WHAT YOU NEED TO DO
Rewrite the data from its first line through the line containing "x-tick-label: 350 bbox=[343, 421, 365, 436]", replacing "series-line" with "plot-line" and leaving everything else unchanged.

INPUT ROWS

+---+

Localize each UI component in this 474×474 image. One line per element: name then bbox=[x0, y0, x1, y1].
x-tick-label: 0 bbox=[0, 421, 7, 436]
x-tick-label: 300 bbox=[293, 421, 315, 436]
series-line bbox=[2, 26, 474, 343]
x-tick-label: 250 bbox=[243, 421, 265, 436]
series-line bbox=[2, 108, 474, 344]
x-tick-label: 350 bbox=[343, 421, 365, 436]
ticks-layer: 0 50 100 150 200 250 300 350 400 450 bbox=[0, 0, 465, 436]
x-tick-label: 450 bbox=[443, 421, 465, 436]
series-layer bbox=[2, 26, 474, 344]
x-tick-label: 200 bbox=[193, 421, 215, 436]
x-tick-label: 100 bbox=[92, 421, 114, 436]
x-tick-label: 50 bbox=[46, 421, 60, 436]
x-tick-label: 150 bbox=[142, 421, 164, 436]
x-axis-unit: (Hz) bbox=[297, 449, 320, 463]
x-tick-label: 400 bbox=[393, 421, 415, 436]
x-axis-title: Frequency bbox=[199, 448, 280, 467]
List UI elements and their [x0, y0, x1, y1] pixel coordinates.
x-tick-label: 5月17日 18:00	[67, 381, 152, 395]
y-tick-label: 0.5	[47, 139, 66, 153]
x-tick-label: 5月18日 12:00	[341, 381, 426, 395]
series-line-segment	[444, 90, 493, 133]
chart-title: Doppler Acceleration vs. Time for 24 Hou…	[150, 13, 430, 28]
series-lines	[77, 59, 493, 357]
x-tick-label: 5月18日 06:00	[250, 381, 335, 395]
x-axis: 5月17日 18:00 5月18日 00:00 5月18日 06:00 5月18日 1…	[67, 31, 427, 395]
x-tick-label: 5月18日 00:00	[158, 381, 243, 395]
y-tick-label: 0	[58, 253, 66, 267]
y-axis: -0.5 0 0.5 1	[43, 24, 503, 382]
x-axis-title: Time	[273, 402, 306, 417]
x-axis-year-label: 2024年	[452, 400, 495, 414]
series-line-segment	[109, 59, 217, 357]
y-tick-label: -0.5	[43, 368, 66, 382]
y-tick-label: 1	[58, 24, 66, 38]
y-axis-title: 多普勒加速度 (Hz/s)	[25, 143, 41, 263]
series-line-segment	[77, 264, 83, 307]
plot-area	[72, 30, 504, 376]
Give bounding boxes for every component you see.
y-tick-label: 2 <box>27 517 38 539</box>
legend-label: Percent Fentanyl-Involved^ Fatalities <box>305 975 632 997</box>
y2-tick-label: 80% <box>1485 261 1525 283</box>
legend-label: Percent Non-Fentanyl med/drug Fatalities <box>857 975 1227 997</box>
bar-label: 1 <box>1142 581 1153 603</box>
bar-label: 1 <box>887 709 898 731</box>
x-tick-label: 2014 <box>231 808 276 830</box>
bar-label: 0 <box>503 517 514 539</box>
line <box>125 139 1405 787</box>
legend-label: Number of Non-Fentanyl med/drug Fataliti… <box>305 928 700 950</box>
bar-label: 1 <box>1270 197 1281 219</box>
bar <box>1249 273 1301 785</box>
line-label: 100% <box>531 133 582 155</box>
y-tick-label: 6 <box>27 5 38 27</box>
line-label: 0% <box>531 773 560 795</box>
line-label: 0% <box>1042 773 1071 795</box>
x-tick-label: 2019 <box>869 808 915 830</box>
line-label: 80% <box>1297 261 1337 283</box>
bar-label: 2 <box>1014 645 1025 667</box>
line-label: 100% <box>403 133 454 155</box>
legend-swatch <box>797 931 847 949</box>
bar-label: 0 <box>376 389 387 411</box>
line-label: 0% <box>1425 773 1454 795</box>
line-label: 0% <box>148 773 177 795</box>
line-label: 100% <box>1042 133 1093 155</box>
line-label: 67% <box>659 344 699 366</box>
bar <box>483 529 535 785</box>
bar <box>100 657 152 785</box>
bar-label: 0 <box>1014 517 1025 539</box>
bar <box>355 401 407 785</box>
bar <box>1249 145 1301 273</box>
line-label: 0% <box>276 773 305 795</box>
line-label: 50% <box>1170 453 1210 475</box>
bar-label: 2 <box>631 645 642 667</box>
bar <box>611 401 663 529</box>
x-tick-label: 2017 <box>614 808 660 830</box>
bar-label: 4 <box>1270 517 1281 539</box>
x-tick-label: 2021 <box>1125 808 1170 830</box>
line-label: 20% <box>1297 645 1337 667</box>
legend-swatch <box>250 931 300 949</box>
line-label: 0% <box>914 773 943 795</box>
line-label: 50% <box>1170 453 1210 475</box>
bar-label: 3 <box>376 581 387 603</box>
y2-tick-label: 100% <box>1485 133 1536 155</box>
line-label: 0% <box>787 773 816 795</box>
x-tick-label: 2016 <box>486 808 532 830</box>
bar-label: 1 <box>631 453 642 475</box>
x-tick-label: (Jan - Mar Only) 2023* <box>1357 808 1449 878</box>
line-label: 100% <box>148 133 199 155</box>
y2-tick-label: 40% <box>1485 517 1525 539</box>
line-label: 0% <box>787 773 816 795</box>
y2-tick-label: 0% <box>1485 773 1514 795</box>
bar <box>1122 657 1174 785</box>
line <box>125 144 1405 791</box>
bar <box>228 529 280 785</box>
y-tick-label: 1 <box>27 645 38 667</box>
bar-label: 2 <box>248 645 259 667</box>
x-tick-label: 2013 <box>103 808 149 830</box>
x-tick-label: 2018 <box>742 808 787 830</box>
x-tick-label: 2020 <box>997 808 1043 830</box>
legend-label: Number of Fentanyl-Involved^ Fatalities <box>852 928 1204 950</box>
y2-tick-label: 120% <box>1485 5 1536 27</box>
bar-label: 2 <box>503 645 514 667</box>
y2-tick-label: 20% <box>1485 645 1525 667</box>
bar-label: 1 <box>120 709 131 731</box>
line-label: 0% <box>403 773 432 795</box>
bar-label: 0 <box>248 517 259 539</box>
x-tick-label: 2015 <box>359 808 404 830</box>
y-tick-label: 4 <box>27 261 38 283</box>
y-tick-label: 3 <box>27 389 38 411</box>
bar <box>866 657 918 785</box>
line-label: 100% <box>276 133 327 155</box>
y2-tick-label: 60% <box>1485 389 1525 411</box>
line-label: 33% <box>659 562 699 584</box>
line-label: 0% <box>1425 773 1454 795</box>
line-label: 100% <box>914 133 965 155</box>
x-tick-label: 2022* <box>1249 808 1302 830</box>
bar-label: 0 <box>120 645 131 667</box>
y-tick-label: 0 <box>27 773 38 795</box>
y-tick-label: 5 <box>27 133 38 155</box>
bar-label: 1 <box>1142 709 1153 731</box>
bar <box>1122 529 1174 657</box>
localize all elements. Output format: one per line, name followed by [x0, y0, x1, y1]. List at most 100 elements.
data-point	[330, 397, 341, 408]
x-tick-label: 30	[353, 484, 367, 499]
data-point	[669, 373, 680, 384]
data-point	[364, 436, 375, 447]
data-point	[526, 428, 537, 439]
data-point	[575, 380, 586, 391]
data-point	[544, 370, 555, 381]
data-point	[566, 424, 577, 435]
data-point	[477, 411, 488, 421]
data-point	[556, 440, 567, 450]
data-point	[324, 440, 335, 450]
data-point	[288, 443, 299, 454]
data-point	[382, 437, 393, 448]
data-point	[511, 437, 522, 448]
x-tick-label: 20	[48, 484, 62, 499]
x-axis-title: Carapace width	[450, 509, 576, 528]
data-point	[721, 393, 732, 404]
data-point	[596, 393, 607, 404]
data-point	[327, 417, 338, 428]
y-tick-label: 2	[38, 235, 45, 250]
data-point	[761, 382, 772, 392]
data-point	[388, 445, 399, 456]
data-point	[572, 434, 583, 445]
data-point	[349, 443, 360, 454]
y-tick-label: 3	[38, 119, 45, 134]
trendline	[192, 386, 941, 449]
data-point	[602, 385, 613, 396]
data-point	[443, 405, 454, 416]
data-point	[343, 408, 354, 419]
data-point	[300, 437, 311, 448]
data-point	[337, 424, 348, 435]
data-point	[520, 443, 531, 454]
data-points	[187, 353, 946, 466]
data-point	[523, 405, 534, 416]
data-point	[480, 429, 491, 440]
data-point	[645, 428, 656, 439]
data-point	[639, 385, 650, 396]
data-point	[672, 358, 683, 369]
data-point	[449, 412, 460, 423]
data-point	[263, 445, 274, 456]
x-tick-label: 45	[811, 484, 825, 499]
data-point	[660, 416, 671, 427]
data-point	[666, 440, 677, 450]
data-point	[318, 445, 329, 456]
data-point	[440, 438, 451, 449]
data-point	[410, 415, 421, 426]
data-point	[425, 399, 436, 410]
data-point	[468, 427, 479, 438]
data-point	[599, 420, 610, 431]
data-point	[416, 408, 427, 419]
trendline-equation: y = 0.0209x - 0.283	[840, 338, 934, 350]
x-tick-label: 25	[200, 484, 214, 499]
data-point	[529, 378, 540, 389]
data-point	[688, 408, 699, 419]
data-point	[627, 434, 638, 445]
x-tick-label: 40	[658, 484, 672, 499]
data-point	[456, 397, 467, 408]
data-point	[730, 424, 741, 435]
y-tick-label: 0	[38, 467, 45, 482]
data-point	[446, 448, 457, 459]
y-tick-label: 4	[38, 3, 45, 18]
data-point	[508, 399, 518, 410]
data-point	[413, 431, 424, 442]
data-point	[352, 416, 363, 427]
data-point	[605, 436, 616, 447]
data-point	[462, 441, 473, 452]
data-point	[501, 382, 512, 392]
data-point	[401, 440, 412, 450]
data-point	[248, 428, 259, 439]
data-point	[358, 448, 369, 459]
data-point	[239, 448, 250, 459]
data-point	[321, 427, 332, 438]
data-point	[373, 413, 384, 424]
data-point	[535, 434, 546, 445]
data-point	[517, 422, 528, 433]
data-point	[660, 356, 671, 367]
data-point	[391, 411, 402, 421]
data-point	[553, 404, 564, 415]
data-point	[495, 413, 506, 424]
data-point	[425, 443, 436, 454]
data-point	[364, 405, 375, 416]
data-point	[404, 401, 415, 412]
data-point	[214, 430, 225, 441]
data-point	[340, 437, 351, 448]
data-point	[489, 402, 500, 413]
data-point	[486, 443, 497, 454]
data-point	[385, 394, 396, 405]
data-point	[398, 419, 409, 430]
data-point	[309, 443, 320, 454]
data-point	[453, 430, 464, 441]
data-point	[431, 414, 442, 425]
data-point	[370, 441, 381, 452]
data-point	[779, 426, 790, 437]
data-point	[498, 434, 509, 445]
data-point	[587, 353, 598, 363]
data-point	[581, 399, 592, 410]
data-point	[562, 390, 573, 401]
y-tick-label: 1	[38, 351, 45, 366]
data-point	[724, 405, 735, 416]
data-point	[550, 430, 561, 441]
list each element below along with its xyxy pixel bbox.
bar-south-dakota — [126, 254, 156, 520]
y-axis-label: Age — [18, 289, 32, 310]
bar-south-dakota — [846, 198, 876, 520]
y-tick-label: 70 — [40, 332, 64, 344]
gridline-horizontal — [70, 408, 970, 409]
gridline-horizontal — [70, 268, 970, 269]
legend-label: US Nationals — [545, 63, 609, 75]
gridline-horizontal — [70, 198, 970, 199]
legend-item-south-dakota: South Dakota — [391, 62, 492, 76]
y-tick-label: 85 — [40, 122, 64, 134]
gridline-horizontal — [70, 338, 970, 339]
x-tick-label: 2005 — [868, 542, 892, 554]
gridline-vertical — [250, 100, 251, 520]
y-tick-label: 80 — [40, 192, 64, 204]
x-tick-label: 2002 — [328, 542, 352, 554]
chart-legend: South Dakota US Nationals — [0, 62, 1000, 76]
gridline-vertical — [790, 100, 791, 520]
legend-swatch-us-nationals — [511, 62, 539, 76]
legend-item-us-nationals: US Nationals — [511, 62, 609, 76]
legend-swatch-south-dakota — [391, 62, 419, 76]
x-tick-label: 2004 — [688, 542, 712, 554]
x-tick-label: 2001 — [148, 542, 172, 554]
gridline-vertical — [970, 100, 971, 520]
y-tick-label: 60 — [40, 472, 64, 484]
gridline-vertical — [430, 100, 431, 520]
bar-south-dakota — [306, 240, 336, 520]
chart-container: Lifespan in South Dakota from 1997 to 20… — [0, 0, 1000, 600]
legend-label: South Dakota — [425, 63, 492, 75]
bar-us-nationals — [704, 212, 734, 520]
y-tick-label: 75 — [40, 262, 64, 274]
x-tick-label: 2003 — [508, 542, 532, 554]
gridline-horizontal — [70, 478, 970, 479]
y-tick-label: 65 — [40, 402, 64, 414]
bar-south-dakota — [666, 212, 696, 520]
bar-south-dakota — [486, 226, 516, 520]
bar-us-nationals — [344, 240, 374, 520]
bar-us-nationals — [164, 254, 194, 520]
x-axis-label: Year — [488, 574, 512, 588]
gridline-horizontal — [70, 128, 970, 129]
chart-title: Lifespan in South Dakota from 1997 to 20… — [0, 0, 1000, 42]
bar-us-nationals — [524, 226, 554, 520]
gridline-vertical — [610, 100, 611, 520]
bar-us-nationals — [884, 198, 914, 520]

+---+

FULL SOLUTION
Localize each UI component in this 474×474 image. One line per element: name then bbox=[x0, y0, x1, y1].
x-tick-label: 0 bbox=[0, 421, 7, 436]
x-tick-label: 300 bbox=[293, 421, 315, 436]
plot-line bbox=[2, 26, 474, 343]
x-tick-label: 250 bbox=[243, 421, 265, 436]
plot-line bbox=[2, 108, 474, 344]
x-tick-label: 350 bbox=[343, 421, 365, 436]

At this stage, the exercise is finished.